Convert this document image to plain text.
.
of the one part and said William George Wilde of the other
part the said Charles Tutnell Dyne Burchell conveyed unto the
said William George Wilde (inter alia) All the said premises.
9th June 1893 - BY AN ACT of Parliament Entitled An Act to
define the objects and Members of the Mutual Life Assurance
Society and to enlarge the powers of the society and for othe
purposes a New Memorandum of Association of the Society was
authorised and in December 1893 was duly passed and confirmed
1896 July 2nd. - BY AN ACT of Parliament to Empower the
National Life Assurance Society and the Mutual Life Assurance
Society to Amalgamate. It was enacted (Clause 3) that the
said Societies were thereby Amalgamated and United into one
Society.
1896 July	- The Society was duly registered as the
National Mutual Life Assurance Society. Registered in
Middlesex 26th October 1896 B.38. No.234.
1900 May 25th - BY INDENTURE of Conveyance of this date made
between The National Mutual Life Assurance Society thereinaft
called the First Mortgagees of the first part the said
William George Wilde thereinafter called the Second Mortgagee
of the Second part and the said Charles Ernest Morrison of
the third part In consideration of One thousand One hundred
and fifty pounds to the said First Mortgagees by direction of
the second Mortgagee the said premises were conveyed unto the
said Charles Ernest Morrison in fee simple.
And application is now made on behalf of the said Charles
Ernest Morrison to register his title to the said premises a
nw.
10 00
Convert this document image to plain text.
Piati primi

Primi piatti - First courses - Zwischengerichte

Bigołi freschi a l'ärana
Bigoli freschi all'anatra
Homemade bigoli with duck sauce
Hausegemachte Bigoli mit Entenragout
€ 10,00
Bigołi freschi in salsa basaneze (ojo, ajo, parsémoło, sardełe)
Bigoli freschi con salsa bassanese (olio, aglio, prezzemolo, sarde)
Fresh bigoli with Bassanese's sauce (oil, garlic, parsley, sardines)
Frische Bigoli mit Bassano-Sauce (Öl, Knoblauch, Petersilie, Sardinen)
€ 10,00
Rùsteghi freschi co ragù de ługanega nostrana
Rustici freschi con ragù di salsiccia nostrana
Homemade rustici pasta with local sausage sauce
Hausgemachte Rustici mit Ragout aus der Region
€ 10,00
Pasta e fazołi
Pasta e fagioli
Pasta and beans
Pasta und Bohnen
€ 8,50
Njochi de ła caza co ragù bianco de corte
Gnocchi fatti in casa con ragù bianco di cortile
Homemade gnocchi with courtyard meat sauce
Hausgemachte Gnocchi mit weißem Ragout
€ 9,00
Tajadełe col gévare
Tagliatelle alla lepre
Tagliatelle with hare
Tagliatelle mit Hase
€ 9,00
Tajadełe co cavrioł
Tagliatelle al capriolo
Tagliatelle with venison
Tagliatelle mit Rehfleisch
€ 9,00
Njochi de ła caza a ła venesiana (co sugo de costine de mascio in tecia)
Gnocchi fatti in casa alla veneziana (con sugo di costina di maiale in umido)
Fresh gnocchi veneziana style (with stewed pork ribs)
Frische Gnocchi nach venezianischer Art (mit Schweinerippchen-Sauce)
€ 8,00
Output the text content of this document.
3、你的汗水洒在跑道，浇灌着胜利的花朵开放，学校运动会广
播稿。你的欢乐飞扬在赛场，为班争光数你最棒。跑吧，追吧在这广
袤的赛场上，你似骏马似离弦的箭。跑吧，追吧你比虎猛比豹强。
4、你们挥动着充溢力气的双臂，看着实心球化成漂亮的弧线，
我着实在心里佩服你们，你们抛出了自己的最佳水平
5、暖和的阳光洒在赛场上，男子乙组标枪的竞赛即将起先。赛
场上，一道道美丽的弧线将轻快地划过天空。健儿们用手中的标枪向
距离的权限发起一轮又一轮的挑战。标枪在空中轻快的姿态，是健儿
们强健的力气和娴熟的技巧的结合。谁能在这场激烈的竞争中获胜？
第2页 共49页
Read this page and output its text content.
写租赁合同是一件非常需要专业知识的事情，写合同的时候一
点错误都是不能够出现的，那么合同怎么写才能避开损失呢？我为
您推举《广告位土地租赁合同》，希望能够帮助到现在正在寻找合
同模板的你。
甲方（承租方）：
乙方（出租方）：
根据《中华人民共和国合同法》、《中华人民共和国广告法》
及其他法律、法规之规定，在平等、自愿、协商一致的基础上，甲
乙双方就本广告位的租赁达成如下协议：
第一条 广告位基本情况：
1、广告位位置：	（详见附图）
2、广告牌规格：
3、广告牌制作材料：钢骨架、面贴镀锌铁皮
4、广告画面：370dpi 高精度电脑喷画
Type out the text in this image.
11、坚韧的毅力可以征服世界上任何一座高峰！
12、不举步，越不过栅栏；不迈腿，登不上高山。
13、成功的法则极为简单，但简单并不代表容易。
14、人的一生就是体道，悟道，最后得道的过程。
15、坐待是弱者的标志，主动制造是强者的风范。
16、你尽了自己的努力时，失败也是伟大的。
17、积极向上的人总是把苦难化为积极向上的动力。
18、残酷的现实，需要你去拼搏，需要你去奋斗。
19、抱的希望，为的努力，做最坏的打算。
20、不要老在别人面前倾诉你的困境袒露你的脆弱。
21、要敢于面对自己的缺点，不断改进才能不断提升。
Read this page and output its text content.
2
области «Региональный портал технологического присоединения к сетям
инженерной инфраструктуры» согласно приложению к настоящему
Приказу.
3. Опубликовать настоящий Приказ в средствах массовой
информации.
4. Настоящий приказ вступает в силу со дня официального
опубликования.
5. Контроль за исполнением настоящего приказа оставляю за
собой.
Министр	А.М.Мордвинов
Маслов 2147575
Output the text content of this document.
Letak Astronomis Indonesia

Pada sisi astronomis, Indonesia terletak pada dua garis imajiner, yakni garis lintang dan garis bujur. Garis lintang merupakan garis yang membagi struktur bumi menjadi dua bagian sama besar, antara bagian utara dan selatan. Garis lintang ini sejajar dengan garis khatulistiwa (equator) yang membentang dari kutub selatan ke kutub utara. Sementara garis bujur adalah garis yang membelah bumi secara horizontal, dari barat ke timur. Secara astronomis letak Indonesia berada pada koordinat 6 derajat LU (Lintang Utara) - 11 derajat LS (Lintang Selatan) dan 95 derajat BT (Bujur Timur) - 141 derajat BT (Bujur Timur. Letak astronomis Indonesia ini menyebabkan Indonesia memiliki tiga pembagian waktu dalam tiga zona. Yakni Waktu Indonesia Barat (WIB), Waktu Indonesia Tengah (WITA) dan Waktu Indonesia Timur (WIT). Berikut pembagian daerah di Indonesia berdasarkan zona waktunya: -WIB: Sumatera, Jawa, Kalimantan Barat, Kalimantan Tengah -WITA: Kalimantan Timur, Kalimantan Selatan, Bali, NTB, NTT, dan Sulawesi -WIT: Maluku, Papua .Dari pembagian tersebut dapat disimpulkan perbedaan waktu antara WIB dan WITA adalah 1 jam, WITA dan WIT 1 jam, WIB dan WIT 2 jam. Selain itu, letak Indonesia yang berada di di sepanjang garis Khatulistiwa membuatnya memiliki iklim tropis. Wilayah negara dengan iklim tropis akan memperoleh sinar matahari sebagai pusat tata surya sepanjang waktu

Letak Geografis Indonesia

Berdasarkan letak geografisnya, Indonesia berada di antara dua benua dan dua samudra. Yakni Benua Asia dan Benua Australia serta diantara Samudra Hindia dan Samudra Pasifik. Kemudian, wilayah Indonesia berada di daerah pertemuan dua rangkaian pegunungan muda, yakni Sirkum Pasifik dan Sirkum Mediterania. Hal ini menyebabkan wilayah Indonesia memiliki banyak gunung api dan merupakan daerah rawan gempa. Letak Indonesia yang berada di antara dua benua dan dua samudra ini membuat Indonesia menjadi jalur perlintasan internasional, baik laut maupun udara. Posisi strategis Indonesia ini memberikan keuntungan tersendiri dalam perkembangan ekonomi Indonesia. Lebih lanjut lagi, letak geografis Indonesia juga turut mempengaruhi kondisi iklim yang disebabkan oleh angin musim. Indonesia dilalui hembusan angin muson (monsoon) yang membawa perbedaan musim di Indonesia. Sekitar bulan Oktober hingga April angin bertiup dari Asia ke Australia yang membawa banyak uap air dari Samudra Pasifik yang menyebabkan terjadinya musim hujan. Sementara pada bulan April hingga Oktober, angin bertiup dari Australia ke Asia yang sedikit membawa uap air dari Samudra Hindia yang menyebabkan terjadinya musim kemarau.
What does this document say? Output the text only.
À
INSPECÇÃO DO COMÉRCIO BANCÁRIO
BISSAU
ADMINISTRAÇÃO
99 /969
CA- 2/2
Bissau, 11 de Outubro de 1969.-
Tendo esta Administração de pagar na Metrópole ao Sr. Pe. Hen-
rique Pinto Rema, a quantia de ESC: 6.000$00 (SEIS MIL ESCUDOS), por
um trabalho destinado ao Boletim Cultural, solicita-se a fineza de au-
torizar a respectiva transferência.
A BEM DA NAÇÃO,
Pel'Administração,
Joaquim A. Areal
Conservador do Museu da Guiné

_ _ _ _ _ _ _

**DESCRIPTION OF THE TASK**
Search the data above for the string "Fresh" and copy each line that has it.

**SOLVED PROBLEM**
Fresh bigoli with Bassanese's sauce (oil, garlic, parsley, sardines)
Fresh gnocchi veneziana style (with stewed pork ribs)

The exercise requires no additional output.